▶ STATED PROBLEM
Every line that holds "position" should be shown.

Records from a collection of figures
◇ ◇ ◇ ◇
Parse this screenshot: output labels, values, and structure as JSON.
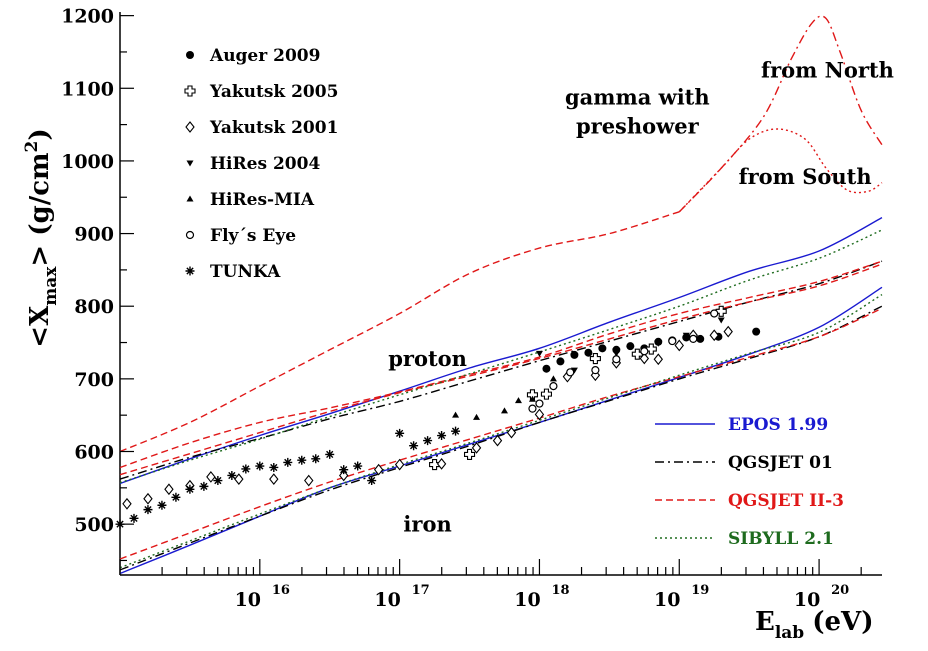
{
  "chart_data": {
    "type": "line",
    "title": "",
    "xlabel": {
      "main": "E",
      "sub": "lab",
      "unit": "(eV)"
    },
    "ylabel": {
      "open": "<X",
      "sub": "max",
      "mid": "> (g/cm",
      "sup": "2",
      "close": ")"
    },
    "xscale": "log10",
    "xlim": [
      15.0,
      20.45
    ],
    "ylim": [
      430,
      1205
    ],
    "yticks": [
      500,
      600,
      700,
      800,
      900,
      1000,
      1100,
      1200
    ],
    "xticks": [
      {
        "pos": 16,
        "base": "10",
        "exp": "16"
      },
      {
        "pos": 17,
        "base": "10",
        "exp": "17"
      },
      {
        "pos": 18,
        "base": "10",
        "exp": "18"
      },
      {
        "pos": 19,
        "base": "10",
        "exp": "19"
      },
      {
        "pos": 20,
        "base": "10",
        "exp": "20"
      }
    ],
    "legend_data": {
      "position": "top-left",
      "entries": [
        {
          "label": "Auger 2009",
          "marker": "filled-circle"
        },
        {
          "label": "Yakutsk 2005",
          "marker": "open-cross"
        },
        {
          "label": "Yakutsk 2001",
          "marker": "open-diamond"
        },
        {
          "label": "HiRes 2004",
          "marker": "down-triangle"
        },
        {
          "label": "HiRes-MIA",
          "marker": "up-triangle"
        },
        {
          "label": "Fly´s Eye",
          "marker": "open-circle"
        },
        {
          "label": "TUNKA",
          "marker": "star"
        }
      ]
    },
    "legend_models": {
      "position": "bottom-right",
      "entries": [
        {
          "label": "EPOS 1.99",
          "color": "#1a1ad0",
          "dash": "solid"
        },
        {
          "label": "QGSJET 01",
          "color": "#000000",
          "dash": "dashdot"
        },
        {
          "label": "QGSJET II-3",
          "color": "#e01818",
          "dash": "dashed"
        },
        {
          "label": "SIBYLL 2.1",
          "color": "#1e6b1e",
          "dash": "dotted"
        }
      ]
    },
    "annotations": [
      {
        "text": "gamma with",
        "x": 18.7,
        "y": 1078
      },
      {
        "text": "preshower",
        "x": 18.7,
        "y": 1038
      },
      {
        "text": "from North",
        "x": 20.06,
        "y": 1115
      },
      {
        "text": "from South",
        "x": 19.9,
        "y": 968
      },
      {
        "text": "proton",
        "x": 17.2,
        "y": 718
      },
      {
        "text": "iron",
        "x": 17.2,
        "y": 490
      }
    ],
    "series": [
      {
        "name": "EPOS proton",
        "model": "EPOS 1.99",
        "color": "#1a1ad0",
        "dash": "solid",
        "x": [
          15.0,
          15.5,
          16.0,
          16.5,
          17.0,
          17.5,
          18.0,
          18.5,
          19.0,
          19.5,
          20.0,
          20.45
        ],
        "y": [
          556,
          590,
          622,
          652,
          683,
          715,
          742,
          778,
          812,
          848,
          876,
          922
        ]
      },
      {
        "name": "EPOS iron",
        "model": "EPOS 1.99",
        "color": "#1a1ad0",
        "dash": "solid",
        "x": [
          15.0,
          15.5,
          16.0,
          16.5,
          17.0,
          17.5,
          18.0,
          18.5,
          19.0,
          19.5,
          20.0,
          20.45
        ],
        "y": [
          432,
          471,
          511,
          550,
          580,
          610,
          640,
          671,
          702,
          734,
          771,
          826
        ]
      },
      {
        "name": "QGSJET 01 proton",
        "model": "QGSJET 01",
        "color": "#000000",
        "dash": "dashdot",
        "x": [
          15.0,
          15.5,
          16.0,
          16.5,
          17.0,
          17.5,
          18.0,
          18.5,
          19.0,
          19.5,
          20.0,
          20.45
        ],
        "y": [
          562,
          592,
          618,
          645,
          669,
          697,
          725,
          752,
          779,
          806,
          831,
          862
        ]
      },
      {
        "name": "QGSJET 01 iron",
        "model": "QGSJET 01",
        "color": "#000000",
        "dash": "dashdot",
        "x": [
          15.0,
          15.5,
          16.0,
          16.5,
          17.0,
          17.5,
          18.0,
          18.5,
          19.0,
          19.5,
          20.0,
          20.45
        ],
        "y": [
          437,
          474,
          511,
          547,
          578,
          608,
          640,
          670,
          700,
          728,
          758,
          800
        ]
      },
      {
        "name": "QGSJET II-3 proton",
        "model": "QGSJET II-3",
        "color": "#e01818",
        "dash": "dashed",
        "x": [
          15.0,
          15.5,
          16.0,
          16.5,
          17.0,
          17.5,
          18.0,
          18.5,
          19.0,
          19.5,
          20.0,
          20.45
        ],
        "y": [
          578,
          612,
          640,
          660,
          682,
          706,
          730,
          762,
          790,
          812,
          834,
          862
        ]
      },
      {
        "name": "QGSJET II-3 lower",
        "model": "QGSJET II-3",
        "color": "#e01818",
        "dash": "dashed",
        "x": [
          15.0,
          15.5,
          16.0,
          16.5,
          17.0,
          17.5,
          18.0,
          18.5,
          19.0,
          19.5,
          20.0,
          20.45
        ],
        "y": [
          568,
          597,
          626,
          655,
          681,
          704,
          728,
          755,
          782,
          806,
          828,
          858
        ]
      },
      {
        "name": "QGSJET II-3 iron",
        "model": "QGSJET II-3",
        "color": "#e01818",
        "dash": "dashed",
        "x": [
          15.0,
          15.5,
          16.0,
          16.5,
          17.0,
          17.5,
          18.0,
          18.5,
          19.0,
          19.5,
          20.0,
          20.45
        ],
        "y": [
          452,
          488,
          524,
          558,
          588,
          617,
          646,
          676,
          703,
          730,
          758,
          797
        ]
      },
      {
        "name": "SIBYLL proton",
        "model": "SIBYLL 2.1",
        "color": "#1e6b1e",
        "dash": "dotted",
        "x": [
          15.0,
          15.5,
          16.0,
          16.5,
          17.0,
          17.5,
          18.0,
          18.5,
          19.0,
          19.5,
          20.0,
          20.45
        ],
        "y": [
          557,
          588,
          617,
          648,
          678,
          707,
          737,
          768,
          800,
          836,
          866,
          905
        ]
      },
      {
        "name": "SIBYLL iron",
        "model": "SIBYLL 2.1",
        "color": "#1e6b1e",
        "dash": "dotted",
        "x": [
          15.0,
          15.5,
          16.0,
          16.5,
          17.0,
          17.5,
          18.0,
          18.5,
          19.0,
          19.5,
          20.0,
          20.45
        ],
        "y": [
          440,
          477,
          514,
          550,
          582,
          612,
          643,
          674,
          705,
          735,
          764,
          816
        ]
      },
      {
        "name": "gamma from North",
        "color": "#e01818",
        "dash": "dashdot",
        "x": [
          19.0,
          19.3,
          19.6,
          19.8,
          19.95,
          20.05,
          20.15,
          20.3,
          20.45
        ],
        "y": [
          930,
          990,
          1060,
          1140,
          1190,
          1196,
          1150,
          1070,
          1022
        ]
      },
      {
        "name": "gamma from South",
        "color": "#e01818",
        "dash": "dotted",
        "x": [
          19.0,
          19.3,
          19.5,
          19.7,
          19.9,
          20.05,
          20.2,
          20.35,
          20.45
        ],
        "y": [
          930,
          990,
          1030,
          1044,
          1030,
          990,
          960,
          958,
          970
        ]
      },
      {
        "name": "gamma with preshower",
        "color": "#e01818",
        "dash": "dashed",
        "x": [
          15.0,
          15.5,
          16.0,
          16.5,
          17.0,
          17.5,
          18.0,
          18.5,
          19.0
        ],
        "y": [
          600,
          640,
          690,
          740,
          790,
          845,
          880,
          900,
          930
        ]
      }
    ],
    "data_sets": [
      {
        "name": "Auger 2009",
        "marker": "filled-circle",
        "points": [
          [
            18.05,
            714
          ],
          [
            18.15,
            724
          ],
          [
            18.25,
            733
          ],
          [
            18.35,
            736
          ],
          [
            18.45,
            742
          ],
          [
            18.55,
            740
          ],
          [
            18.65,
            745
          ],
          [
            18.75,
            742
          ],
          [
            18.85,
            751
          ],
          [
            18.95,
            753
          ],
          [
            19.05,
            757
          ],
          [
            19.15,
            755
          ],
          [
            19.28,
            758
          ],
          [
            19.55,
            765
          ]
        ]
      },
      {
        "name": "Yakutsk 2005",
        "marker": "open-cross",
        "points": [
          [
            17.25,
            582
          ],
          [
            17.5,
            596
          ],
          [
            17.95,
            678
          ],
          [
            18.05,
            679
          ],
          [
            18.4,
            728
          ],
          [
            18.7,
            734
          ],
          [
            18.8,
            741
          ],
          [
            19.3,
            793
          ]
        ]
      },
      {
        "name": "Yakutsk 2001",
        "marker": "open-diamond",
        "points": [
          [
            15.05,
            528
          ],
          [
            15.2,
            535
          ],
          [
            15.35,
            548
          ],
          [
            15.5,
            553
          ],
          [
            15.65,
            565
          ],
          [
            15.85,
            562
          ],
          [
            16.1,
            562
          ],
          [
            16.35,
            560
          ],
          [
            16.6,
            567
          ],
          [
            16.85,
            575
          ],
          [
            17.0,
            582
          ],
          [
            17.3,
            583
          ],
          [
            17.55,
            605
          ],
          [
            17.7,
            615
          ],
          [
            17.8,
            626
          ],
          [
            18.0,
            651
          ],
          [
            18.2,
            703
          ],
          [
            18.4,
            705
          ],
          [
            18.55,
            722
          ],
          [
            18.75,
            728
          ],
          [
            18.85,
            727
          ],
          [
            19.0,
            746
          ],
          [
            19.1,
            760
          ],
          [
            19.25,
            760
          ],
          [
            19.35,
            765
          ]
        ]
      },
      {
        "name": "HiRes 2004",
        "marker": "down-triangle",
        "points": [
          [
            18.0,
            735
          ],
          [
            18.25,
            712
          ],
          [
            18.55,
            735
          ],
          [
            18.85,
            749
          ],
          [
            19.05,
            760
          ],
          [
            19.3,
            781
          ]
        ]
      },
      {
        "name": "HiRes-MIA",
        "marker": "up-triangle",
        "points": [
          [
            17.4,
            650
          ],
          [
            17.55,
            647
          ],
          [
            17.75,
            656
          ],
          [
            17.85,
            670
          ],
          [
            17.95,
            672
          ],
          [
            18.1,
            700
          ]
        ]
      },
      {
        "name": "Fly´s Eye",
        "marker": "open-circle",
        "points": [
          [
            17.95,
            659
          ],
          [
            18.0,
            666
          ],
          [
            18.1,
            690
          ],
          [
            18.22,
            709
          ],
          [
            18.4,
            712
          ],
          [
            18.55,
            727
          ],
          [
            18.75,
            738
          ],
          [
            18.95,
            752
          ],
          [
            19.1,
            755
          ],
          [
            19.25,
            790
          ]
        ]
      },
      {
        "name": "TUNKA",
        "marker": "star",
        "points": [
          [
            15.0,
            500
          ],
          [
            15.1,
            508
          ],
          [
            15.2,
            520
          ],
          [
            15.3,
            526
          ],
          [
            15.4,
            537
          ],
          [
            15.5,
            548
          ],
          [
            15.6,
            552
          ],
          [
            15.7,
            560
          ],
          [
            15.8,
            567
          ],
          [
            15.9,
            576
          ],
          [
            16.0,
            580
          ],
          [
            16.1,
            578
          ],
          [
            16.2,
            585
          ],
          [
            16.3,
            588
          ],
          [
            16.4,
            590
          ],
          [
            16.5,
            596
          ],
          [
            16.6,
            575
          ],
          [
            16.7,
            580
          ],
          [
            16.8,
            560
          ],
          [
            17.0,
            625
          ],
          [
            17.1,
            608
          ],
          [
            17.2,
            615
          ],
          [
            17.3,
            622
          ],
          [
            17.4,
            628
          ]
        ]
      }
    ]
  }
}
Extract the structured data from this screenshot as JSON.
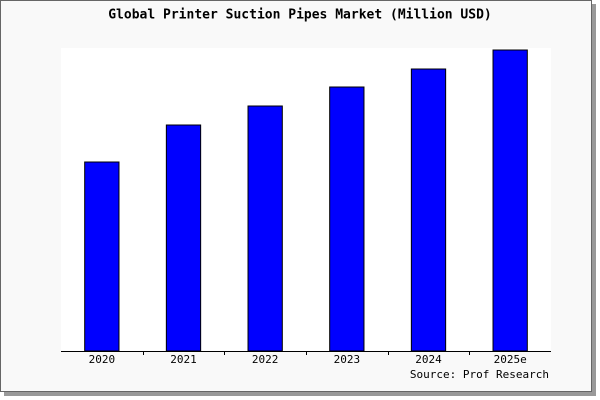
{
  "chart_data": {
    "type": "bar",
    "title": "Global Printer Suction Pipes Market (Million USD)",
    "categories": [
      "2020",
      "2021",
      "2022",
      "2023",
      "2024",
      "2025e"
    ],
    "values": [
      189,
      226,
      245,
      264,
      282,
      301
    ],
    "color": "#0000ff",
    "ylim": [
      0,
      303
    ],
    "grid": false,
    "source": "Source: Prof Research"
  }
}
◇ ◇ ◇ ◇
▶ OUTPUT
      "position": "top-left",
      "position": "bottom-right",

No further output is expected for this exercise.